## Materials provided
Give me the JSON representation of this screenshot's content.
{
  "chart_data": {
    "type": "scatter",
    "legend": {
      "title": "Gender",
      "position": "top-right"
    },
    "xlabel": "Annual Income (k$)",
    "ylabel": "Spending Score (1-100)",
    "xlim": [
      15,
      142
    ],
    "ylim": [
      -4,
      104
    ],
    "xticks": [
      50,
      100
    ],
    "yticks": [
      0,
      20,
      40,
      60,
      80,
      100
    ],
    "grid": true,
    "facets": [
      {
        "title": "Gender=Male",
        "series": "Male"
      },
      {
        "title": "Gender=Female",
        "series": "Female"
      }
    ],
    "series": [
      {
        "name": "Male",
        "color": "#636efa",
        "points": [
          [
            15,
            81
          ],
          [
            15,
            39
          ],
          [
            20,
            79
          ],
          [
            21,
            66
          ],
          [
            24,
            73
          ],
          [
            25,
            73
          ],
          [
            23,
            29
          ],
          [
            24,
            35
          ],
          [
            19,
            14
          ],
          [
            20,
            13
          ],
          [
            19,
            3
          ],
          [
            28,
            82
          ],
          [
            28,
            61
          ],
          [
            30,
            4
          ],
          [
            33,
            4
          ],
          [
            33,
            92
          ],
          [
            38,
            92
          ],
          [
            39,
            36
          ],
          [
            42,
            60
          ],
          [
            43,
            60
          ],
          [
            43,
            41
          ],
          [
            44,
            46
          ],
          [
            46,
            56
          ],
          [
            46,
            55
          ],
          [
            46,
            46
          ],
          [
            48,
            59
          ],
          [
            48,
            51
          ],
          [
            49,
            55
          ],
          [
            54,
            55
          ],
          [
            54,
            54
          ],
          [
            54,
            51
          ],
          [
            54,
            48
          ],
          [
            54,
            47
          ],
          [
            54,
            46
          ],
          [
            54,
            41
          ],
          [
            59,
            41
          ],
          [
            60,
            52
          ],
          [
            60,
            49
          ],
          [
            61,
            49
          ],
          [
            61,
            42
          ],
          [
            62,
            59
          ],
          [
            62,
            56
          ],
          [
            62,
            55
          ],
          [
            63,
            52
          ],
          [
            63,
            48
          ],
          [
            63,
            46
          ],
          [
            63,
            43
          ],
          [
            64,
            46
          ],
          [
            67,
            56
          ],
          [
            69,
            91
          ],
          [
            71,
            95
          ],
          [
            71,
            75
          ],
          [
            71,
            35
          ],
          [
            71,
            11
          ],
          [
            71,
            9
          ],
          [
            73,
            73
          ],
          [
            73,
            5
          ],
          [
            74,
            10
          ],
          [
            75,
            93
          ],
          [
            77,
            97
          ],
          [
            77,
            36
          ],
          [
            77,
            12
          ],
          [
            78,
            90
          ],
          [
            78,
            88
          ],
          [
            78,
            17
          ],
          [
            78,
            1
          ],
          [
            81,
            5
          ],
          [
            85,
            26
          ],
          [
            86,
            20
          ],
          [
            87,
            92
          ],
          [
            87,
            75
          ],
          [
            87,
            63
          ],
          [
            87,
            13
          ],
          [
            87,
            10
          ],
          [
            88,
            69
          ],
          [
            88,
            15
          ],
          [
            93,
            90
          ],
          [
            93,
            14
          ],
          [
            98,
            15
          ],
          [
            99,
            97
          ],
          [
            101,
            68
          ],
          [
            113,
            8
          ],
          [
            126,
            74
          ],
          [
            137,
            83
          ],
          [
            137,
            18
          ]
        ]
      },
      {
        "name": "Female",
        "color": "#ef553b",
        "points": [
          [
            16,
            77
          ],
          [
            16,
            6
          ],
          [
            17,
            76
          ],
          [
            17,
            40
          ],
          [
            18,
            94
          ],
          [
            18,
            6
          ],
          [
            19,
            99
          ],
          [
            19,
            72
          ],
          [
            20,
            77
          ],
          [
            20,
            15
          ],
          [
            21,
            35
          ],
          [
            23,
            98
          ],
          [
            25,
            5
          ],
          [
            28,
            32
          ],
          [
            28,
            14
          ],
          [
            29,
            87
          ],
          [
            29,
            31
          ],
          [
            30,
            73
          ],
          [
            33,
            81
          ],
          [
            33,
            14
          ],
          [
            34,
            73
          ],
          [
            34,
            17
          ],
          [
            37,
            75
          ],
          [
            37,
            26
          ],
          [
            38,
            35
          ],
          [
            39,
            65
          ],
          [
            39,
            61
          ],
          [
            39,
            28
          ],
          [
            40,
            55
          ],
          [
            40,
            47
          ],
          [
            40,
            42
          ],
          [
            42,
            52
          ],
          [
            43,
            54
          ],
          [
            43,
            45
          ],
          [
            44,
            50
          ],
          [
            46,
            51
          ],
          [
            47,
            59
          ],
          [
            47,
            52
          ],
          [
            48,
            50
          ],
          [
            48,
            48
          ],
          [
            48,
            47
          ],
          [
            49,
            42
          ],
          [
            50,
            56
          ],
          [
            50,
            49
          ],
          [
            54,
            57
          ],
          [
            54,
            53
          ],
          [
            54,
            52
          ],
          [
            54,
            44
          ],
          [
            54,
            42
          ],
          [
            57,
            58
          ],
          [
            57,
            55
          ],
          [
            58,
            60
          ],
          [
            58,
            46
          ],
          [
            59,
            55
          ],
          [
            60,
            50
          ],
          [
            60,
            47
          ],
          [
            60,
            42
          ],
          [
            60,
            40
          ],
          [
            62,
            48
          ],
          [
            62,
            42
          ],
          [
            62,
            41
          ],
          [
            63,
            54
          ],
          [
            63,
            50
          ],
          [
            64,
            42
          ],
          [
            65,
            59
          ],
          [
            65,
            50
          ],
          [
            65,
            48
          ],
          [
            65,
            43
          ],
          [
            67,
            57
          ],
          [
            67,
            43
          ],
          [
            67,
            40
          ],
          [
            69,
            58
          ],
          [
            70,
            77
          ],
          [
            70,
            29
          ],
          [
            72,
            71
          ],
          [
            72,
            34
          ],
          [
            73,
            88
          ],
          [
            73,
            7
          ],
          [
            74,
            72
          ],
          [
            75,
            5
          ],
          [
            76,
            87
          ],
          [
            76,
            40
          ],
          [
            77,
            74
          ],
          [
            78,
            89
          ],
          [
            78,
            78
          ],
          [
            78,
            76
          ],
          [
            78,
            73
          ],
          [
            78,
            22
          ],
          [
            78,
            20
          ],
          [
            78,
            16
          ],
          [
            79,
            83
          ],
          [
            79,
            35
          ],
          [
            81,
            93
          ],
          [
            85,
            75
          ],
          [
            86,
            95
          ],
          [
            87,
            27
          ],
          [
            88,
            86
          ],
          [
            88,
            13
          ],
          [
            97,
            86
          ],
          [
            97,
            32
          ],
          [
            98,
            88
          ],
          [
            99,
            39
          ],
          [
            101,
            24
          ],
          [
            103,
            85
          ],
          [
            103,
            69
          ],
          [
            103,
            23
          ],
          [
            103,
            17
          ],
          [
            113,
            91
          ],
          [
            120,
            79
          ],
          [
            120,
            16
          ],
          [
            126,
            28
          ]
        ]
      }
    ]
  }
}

## Written problem
Check all the records above and select each line where the string "Female" is found.

## Task output
        "title": "Gender=Female",
        "series": "Female"
        "name": "Female",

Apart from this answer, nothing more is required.